Instruction:
Exactly repeat the material, dropping only the pictures.

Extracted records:
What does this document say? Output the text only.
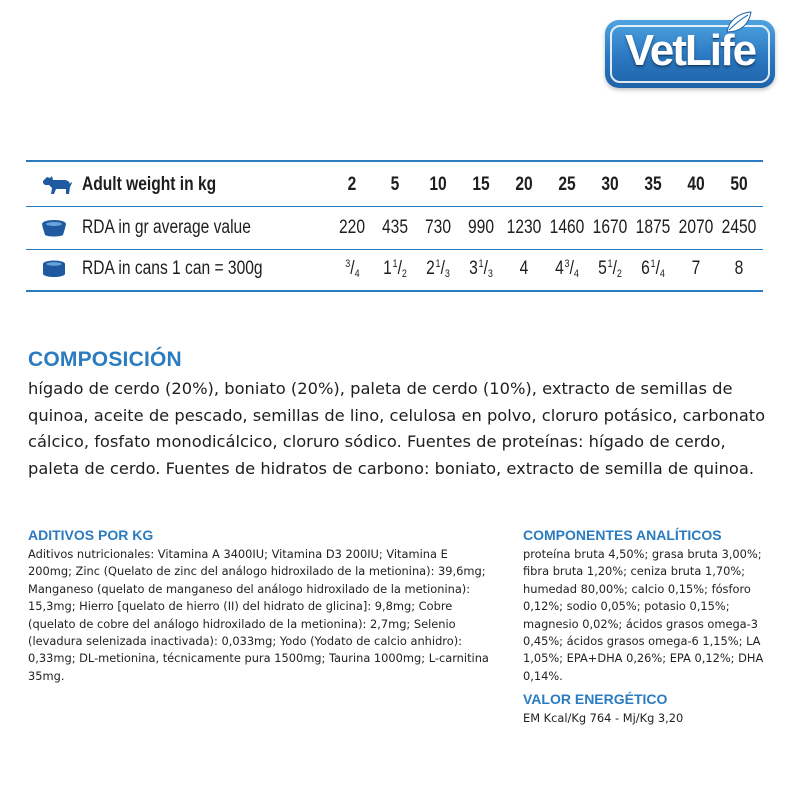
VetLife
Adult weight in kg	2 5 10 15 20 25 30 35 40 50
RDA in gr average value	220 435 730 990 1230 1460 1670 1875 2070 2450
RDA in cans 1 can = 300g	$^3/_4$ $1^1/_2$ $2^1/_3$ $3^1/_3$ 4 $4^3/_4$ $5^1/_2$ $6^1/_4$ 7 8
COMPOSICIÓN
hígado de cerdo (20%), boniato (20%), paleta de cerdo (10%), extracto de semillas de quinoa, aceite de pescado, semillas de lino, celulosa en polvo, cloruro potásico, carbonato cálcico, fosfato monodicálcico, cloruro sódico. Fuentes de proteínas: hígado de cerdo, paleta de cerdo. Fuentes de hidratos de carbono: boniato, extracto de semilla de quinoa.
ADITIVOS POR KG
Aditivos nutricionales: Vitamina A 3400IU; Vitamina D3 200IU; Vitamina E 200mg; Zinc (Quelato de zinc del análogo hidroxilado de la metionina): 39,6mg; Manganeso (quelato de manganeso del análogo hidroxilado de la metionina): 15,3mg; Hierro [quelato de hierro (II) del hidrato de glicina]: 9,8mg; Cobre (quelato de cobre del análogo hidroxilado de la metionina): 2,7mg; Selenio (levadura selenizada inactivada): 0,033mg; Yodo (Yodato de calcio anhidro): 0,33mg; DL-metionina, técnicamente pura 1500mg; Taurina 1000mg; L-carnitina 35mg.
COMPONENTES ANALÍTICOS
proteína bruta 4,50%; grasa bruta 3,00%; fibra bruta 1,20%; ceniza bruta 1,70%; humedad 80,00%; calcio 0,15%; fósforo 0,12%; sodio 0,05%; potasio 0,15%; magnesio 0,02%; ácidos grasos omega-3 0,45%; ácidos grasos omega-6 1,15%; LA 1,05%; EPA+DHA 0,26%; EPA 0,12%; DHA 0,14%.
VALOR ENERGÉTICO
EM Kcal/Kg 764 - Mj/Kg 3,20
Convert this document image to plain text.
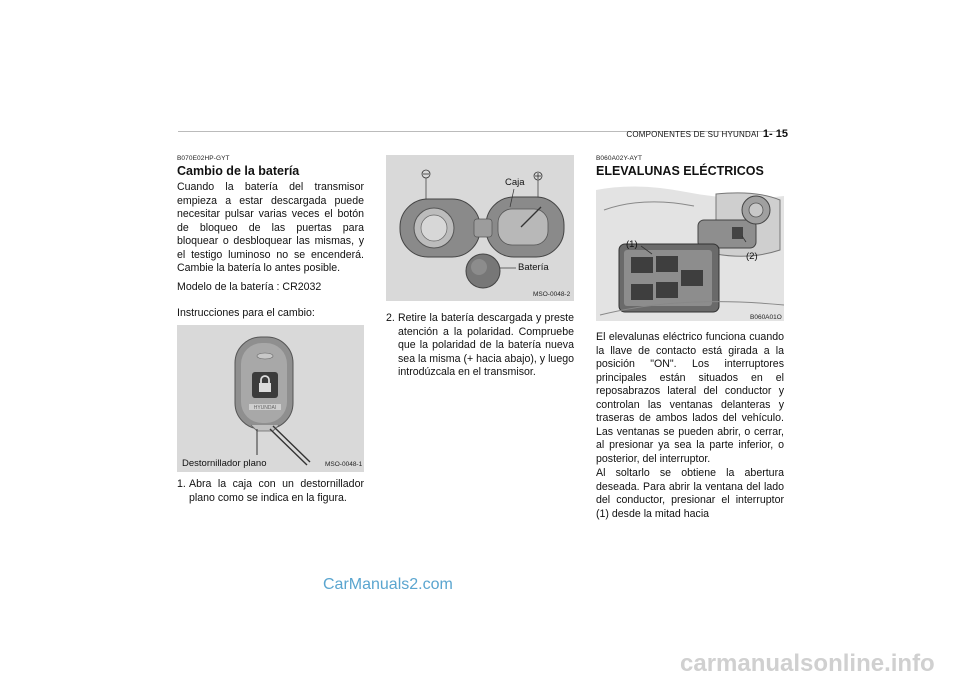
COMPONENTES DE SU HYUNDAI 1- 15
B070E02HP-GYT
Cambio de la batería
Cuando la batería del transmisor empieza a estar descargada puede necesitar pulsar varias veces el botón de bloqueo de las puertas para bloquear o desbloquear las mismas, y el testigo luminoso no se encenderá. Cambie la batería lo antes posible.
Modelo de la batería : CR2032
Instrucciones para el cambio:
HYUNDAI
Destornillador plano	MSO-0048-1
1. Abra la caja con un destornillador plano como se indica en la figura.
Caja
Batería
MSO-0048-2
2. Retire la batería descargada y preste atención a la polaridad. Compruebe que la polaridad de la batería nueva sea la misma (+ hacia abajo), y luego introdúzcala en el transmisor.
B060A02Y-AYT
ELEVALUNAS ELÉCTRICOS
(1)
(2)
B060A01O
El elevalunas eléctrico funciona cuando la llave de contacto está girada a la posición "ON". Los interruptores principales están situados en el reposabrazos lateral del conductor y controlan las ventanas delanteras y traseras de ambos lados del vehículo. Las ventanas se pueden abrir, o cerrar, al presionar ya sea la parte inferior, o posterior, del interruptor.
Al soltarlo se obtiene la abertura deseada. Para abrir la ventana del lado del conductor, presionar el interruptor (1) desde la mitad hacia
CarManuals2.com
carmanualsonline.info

Task output:
What does this document say? Output the text only.
VetLife
Adult weight in kg	2 5 10 15 20 25 30 35 40 50
RDA in gr average value	220 435 730 990 1230 1460 1670 1875 2070 2450
RDA in cans 1 can = 300g	$^3/_4$ $1^1/_2$ $2^1/_3$ $3^1/_3$ 4 $4^3/_4$ $5^1/_2$ $6^1/_4$ 7 8
COMPOSICIÓN
hígado de cerdo (20%), boniato (20%), paleta de cerdo (10%), extracto de semillas de quinoa, aceite de pescado, semillas de lino, celulosa en polvo, cloruro potásico, carbonato cálcico, fosfato monodicálcico, cloruro sódico. Fuentes de proteínas: hígado de cerdo, paleta de cerdo. Fuentes de hidratos de carbono: boniato, extracto de semilla de quinoa.
ADITIVOS POR KG
Aditivos nutricionales: Vitamina A 3400IU; Vitamina D3 200IU; Vitamina E 200mg; Zinc (Quelato de zinc del análogo hidroxilado de la metionina): 39,6mg; Manganeso (quelato de manganeso del análogo hidroxilado de la metionina): 15,3mg; Hierro [quelato de hierro (II) del hidrato de glicina]: 9,8mg; Cobre (quelato de cobre del análogo hidroxilado de la metionina): 2,7mg; Selenio (levadura selenizada inactivada): 0,033mg; Yodo (Yodato de calcio anhidro): 0,33mg; DL-metionina, técnicamente pura 1500mg; Taurina 1000mg; L-carnitina 35mg.
COMPONENTES ANALÍTICOS
proteína bruta 4,50%; grasa bruta 3,00%; fibra bruta 1,20%; ceniza bruta 1,70%; humedad 80,00%; calcio 0,15%; fósforo 0,12%; sodio 0,05%; potasio 0,15%; magnesio 0,02%; ácidos grasos omega-3 0,45%; ácidos grasos omega-6 1,15%; LA 1,05%; EPA+DHA 0,26%; EPA 0,12%; DHA 0,14%.
VALOR ENERGÉTICO
EM Kcal/Kg 764 - Mj/Kg 3,20
Convert this document image to plain text.
COMPONENTES DE SU HYUNDAI 1- 15
B070E02HP-GYT
Cambio de la batería
Cuando la batería del transmisor empieza a estar descargada puede necesitar pulsar varias veces el botón de bloqueo de las puertas para bloquear o desbloquear las mismas, y el testigo luminoso no se encenderá. Cambie la batería lo antes posible.
Modelo de la batería : CR2032
Instrucciones para el cambio:
HYUNDAI
Destornillador plano	MSO-0048-1
1. Abra la caja con un destornillador plano como se indica en la figura.
Caja
Batería
MSO-0048-2
2. Retire la batería descargada y preste atención a la polaridad. Compruebe que la polaridad de la batería nueva sea la misma (+ hacia abajo), y luego introdúzcala en el transmisor.
B060A02Y-AYT
ELEVALUNAS ELÉCTRICOS
(1)
(2)
B060A01O
El elevalunas eléctrico funciona cuando la llave de contacto está girada a la posición "ON". Los interruptores principales están situados en el reposabrazos lateral del conductor y controlan las ventanas delanteras y traseras de ambos lados del vehículo. Las ventanas se pueden abrir, o cerrar, al presionar ya sea la parte inferior, o posterior, del interruptor.
Al soltarlo se obtiene la abertura deseada. Para abrir la ventana del lado del conductor, presionar el interruptor (1) desde la mitad hacia
CarManuals2.com
carmanualsonline.info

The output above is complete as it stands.